**THE EXERCISE**
Copy the data exactly; pictures stay out of the copy.

** START OF GIVEN DATA **

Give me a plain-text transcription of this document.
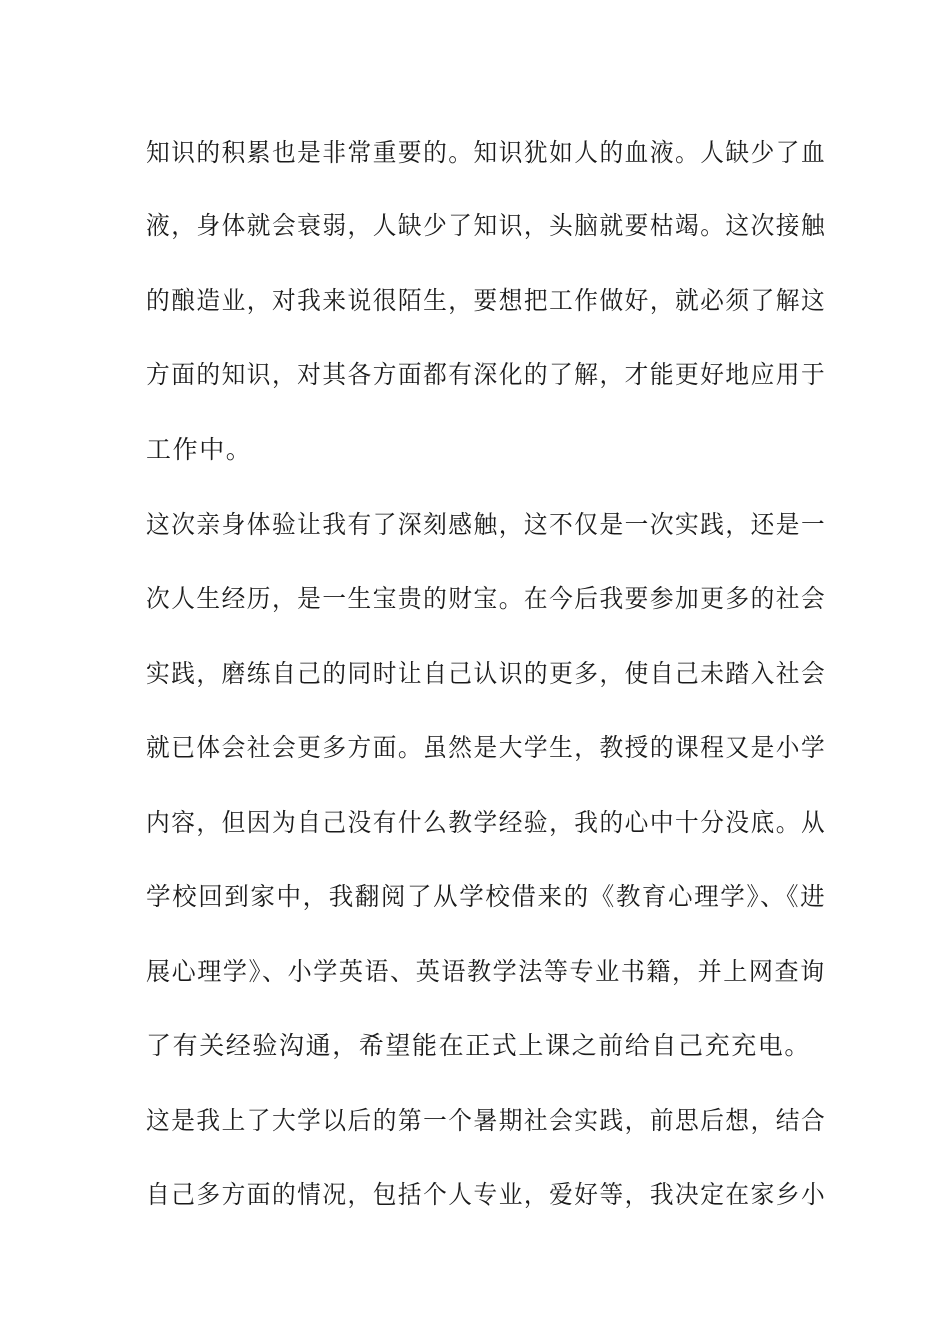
知识的积累也是非常重要的。知识犹如人的血液。人缺少了血
液，身体就会衰弱，人缺少了知识，头脑就要枯竭。这次接触
的酿造业，对我来说很陌生，要想把工作做好，就必须了解这
方面的知识，对其各方面都有深化的了解，才能更好地应用于
工作中。
这次亲身体验让我有了深刻感触，这不仅是一次实践，还是一
次人生经历，是一生宝贵的财宝。在今后我要参加更多的社会
实践，磨练自己的同时让自己认识的更多，使自己未踏入社会
就已体会社会更多方面。虽然是大学生，教授的课程又是小学
内容，但因为自己没有什么教学经验，我的心中十分没底。从
学校回到家中，我翻阅了从学校借来的《教育心理学》、《进
展心理学》、小学英语、英语教学法等专业书籍，并上网查询
了有关经验沟通，希望能在正式上课之前给自己充充电。
这是我上了大学以后的第一个暑期社会实践，前思后想，结合
自己多方面的情况，包括个人专业，爱好等，我决定在家乡小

** END OF GIVEN DATA **

**COMPLETE OUTPUT**
Give me a plain-text transcription of this document.
知识的积累也是非常重要的。知识犹如人的血液。人缺少了血
液，身体就会衰弱，人缺少了知识，头脑就要枯竭。这次接触
的酿造业，对我来说很陌生，要想把工作做好，就必须了解这
方面的知识，对其各方面都有深化的了解，才能更好地应用于
工作中。
这次亲身体验让我有了深刻感触，这不仅是一次实践，还是一
次人生经历，是一生宝贵的财宝。在今后我要参加更多的社会
实践，磨练自己的同时让自己认识的更多，使自己未踏入社会
就已体会社会更多方面。虽然是大学生，教授的课程又是小学
内容，但因为自己没有什么教学经验，我的心中十分没底。从
学校回到家中，我翻阅了从学校借来的《教育心理学》、《进
展心理学》、小学英语、英语教学法等专业书籍，并上网查询
了有关经验沟通，希望能在正式上课之前给自己充充电。
这是我上了大学以后的第一个暑期社会实践，前思后想，结合
自己多方面的情况，包括个人专业，爱好等，我决定在家乡小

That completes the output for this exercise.